:: EXERCISE BRIEF ::
Search the records for the word "conversion" and report each line that has it.

(Saved entries)
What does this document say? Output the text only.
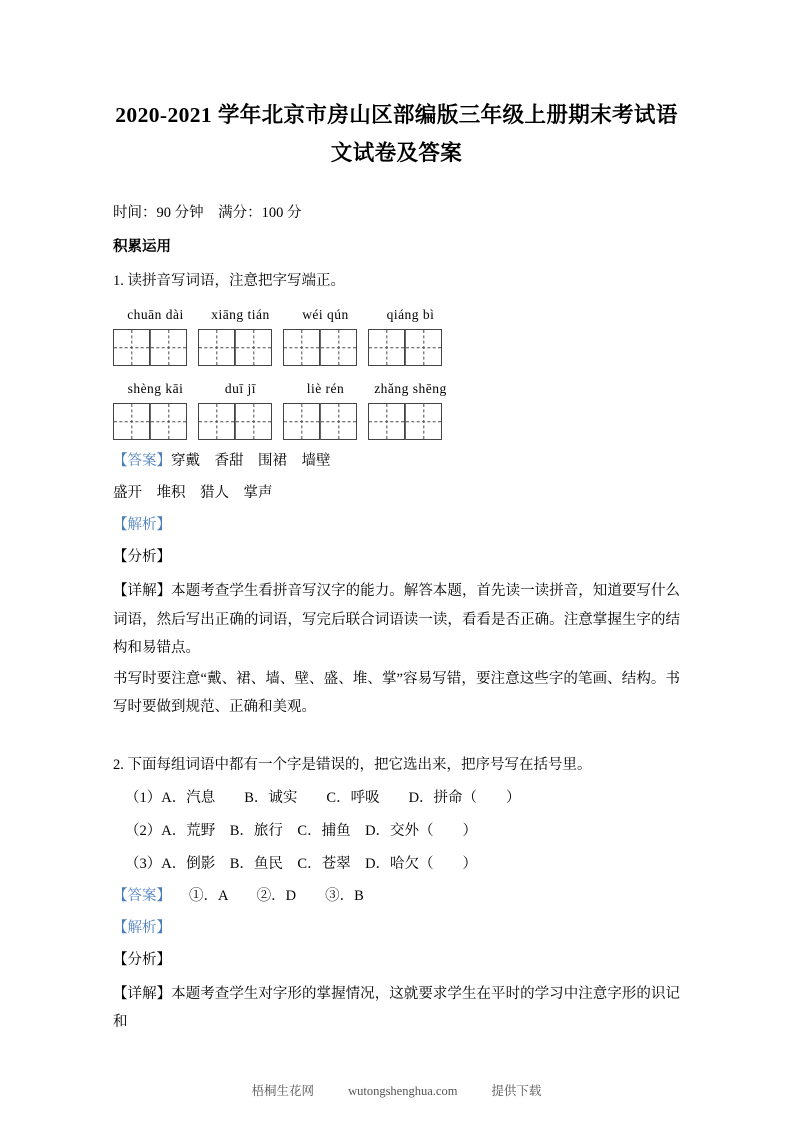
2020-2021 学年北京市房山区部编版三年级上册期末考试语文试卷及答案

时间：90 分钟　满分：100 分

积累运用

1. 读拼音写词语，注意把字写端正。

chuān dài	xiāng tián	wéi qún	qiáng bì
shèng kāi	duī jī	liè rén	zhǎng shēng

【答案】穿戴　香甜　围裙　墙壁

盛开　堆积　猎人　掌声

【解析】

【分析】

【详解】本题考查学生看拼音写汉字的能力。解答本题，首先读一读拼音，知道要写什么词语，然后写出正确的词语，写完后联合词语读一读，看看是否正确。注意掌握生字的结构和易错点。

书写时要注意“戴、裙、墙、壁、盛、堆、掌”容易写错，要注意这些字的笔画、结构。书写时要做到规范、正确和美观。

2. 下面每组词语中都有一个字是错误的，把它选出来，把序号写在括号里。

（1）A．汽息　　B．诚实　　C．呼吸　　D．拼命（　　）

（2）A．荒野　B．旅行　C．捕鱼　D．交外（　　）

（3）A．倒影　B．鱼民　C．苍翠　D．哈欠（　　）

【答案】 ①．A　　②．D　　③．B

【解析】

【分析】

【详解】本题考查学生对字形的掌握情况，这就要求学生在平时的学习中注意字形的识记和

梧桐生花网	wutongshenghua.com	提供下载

--

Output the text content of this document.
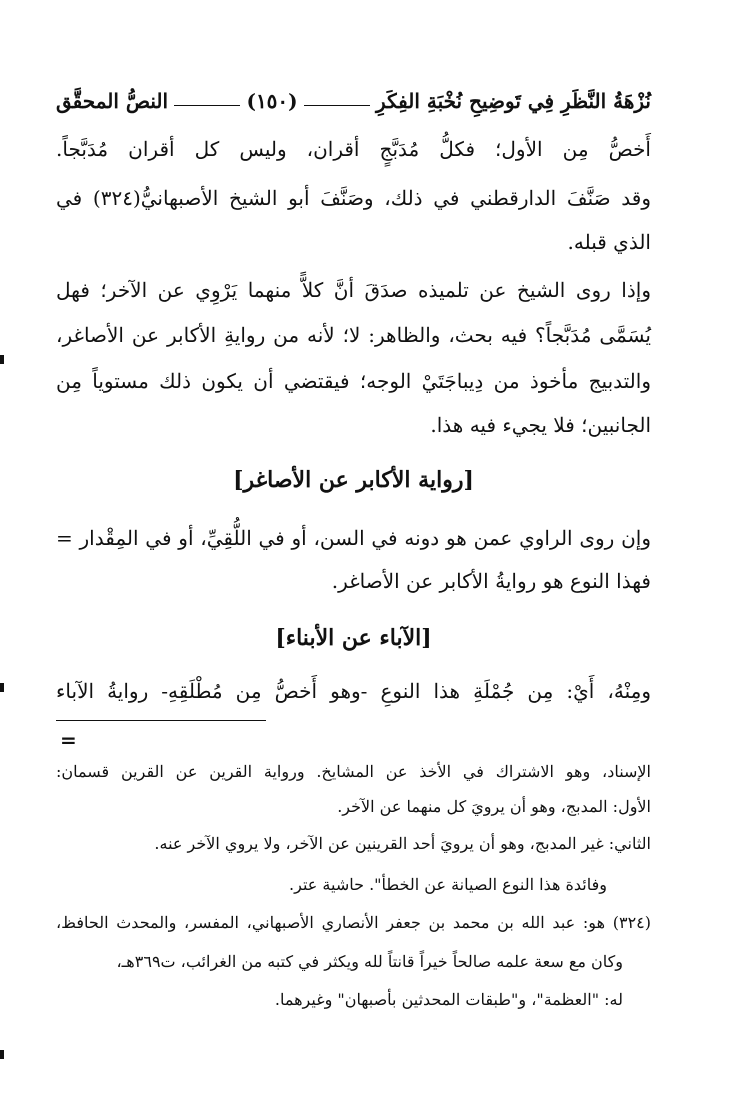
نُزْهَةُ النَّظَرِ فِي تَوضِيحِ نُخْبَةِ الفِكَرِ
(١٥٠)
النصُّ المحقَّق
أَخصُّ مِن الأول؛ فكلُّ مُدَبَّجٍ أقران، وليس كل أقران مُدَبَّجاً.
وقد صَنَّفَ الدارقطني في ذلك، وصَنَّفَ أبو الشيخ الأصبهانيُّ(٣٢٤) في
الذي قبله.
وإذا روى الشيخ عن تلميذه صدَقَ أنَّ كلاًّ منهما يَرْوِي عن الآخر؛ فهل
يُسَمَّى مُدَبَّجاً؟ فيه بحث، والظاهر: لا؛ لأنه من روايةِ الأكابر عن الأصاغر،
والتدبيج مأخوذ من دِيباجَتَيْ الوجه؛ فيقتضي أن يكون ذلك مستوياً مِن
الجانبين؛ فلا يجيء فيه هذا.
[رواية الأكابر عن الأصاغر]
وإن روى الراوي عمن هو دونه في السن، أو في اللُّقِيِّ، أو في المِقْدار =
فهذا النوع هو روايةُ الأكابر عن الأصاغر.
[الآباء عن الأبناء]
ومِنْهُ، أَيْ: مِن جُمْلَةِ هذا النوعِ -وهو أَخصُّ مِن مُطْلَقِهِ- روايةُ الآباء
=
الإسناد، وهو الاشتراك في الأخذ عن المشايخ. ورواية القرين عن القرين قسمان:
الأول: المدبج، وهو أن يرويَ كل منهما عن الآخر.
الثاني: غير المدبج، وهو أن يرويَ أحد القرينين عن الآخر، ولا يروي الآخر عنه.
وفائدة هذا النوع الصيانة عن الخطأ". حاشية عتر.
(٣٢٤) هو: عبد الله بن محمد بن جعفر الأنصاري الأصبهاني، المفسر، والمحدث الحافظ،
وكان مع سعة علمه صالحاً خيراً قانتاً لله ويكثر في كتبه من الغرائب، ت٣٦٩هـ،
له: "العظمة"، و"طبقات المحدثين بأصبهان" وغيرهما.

--

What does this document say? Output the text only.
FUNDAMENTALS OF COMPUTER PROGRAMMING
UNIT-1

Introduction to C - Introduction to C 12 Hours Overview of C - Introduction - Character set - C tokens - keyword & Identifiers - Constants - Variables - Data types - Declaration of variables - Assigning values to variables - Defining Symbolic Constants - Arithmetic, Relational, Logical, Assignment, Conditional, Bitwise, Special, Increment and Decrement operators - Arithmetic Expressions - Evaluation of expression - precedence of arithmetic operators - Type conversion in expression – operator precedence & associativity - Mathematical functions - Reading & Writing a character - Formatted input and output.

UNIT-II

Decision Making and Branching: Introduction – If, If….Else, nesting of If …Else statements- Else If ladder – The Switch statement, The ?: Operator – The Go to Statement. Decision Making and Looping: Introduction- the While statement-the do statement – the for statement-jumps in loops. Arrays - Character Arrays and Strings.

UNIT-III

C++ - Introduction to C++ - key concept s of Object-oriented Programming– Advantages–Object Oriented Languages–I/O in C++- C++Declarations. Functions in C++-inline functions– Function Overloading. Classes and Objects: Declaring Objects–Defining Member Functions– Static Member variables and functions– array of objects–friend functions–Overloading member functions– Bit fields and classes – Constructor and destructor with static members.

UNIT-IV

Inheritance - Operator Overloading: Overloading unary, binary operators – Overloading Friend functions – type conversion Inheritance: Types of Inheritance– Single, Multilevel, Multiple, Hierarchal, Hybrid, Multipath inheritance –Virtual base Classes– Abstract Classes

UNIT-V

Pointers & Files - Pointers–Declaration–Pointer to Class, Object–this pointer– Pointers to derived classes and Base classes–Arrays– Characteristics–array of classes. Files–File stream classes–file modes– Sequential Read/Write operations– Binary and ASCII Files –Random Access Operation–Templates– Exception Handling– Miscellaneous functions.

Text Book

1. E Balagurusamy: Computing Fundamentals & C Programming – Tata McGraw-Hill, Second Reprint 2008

:: TASK RESPONSE ::
Introduction to C - Introduction to C 12 Hours Overview of C - Introduction - Character set - C tokens - keyword & Identifiers - Constants - Variables - Data types - Declaration of variables - Assigning values to variables - Defining Symbolic Constants - Arithmetic, Relational, Logical, Assignment, Conditional, Bitwise, Special, Increment and Decrement operators - Arithmetic Expressions - Evaluation of expression - precedence of arithmetic operators - Type conversion in expression – operator precedence & associativity - Mathematical functions - Reading & Writing a character - Formatted input and output.
Inheritance - Operator Overloading: Overloading unary, binary operators – Overloading Friend functions – type conversion Inheritance: Types of Inheritance– Single, Multilevel, Multiple, Hierarchal, Hybrid, Multipath inheritance –Virtual base Classes– Abstract Classes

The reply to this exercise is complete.